--- Start of LISTED RECORDS ---

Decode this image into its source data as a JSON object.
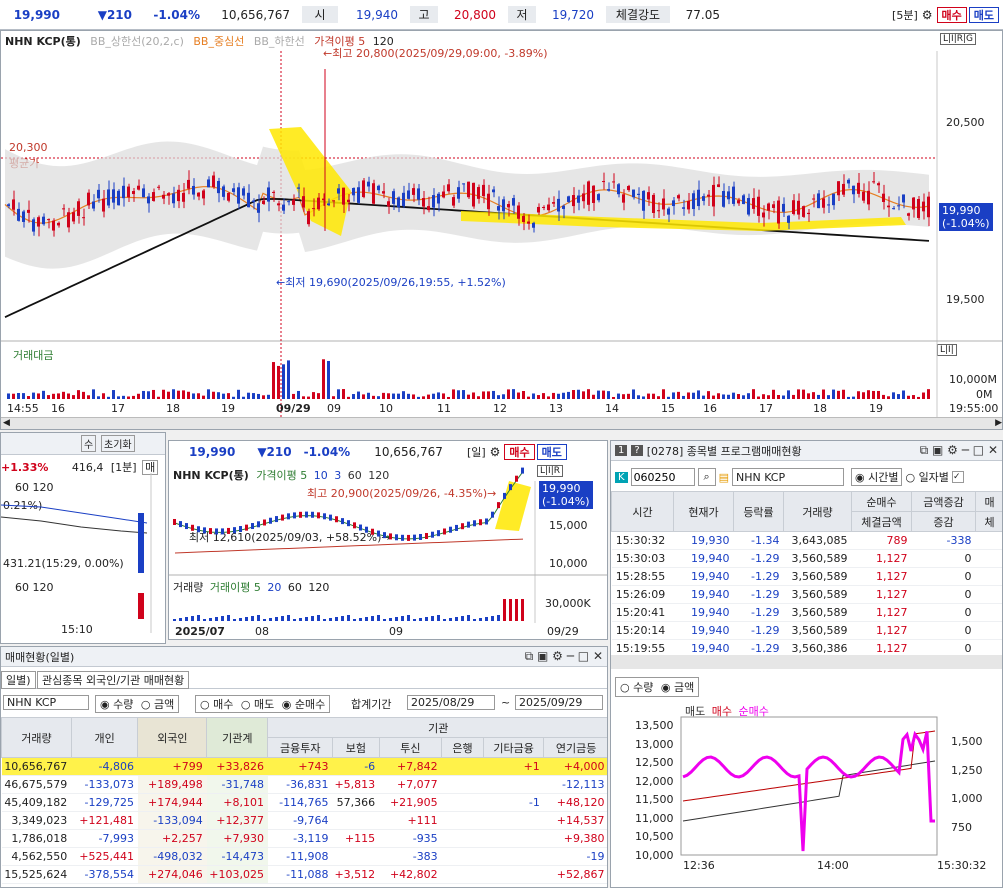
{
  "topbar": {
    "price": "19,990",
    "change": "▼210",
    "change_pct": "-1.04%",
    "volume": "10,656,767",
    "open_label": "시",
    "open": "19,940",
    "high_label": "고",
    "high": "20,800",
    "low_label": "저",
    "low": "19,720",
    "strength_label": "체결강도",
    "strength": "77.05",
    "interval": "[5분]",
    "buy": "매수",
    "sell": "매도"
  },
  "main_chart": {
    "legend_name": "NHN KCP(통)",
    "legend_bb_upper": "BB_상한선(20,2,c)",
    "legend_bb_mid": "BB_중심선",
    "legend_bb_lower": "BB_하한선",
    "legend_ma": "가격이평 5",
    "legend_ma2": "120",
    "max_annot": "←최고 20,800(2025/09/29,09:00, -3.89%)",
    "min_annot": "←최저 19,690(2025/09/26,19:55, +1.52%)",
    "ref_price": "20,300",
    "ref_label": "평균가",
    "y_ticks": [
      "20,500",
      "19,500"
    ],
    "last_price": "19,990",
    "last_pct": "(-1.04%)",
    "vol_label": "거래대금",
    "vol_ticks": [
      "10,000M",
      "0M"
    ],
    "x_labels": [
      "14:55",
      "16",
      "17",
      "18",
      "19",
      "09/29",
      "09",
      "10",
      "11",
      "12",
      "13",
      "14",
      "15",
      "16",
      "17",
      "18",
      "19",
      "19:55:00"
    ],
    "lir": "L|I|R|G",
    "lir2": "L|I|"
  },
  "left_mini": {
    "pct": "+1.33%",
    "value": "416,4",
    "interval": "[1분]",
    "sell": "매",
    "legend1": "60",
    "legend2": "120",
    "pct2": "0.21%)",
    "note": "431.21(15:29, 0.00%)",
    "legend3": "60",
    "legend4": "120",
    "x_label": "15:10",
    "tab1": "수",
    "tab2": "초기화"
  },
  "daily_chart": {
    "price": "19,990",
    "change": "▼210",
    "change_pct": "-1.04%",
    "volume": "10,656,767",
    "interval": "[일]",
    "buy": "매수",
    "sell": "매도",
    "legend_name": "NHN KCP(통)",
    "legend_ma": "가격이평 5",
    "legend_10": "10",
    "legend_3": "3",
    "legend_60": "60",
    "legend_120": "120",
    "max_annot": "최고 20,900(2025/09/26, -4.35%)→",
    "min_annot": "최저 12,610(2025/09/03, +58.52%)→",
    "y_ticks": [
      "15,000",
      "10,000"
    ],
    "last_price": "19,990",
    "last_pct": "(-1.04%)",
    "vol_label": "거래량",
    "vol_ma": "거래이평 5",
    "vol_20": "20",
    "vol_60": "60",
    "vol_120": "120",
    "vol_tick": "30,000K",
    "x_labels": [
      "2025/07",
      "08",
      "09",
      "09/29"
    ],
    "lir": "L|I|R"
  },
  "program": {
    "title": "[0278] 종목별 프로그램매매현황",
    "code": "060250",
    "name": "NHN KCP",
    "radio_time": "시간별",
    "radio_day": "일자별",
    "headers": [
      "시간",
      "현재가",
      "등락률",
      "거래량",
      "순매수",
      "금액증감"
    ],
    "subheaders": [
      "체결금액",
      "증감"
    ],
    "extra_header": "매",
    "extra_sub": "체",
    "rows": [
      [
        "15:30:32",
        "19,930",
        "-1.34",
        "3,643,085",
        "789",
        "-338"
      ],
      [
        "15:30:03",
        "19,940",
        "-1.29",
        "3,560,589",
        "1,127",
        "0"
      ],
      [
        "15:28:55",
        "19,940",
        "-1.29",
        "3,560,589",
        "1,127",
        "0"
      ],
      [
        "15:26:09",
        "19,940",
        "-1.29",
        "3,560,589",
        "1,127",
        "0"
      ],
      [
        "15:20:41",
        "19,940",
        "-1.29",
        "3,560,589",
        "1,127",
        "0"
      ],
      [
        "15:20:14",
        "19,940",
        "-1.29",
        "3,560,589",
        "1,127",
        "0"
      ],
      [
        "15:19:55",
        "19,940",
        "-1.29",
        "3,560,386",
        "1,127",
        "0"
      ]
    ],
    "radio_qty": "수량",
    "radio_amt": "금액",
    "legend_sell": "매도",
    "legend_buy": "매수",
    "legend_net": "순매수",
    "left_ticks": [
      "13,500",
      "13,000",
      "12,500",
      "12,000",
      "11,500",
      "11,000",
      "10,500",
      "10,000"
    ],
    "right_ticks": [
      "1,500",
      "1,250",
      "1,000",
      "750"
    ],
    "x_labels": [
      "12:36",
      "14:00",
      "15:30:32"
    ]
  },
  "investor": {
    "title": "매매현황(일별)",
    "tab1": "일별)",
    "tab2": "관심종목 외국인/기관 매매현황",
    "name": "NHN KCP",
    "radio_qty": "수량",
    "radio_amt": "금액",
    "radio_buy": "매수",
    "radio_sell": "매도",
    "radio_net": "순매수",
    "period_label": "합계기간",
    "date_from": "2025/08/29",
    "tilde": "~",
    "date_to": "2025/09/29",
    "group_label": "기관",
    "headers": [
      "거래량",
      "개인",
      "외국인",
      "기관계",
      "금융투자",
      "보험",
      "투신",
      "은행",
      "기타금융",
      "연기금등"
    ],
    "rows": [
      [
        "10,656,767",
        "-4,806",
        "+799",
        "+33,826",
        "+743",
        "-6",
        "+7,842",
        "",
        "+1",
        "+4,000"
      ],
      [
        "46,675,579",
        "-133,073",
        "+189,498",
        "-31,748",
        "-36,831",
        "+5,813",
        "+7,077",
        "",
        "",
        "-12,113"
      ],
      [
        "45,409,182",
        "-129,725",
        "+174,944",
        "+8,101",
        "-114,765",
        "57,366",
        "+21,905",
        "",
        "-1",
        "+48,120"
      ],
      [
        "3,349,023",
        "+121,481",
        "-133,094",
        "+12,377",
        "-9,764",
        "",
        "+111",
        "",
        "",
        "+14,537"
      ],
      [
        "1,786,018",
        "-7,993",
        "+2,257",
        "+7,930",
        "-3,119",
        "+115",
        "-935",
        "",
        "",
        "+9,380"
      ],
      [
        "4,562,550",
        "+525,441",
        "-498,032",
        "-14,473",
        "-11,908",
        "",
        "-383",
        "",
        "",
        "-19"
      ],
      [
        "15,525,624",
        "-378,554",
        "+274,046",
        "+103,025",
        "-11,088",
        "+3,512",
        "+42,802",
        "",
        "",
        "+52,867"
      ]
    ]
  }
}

--- End of LISTED RECORDS ---
--- Start of LISTED RECORDS ---

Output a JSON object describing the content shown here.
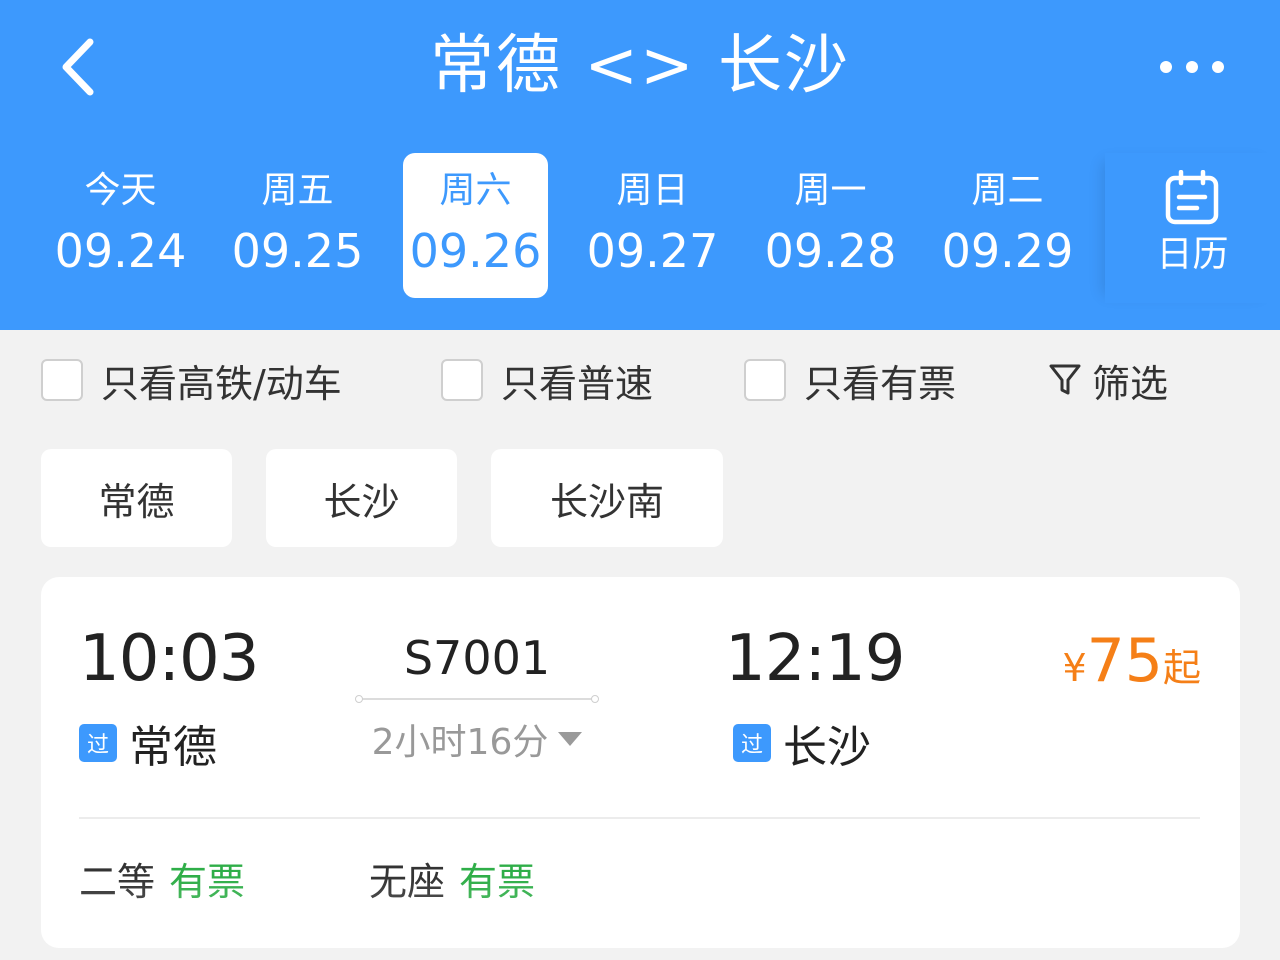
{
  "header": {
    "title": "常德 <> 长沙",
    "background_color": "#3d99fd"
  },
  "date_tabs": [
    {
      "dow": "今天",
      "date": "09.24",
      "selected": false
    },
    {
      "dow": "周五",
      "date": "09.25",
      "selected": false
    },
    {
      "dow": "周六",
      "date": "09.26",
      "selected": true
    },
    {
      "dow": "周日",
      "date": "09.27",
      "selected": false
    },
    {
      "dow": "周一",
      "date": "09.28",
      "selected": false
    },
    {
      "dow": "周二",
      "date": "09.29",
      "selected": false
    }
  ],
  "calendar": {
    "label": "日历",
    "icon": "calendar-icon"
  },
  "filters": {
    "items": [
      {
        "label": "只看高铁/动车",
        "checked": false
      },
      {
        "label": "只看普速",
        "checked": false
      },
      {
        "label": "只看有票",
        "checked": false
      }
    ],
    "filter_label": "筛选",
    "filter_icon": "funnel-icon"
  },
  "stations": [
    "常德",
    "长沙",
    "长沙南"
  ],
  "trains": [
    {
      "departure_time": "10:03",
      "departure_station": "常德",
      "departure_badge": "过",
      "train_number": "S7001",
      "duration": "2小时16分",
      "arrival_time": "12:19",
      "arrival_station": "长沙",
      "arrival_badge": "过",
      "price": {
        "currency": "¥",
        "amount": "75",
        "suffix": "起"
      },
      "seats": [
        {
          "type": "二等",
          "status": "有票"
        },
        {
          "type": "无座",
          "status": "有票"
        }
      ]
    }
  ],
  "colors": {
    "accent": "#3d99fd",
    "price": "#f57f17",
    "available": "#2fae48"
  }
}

--- End of LISTED RECORDS ---

▸ **SET TASK**
Filter the entries down to the lines containing "icon". Copy each of those lines.

▸ **EXERCISE RESULT**
    "icon": "calendar-icon"
    "filter_icon": "funnel-icon"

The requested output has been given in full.